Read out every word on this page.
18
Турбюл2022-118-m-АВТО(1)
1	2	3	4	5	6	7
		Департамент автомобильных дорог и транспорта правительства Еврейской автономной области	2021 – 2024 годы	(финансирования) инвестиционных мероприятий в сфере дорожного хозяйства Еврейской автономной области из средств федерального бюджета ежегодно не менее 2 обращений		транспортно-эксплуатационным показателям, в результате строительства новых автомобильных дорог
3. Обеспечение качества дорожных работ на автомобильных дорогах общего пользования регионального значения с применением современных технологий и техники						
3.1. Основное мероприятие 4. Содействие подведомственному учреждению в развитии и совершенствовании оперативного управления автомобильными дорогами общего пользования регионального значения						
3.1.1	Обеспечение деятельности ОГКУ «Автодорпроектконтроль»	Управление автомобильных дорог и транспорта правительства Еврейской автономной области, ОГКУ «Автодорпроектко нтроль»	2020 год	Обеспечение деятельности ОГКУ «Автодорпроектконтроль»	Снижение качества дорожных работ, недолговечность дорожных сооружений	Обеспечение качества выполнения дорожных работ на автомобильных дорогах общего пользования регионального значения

## TASK STATEMENT
Quote every record above exactly.

## REPLY
Read out every word on this page.
18
Турбюл2022-118-m-АВТО(1)
1	2	3	4	5	6	7
		Департамент автомобильных дорог и транспорта правительства Еврейской автономной области	2021 – 2024 годы	(финансирования) инвестиционных мероприятий в сфере дорожного хозяйства Еврейской автономной области из средств федерального бюджета ежегодно не менее 2 обращений		транспортно-эксплуатационным показателям, в результате строительства новых автомобильных дорог
3. Обеспечение качества дорожных работ на автомобильных дорогах общего пользования регионального значения с применением современных технологий и техники						
3.1. Основное мероприятие 4. Содействие подведомственному учреждению в развитии и совершенствовании оперативного управления автомобильными дорогами общего пользования регионального значения						
3.1.1	Обеспечение деятельности ОГКУ «Автодорпроектконтроль»	Управление автомобильных дорог и транспорта правительства Еврейской автономной области, ОГКУ «Автодорпроектко нтроль»	2020 год	Обеспечение деятельности ОГКУ «Автодорпроектконтроль»	Снижение качества дорожных работ, недолговечность дорожных сооружений	Обеспечение качества выполнения дорожных работ на автомобильных дорогах общего пользования регионального значения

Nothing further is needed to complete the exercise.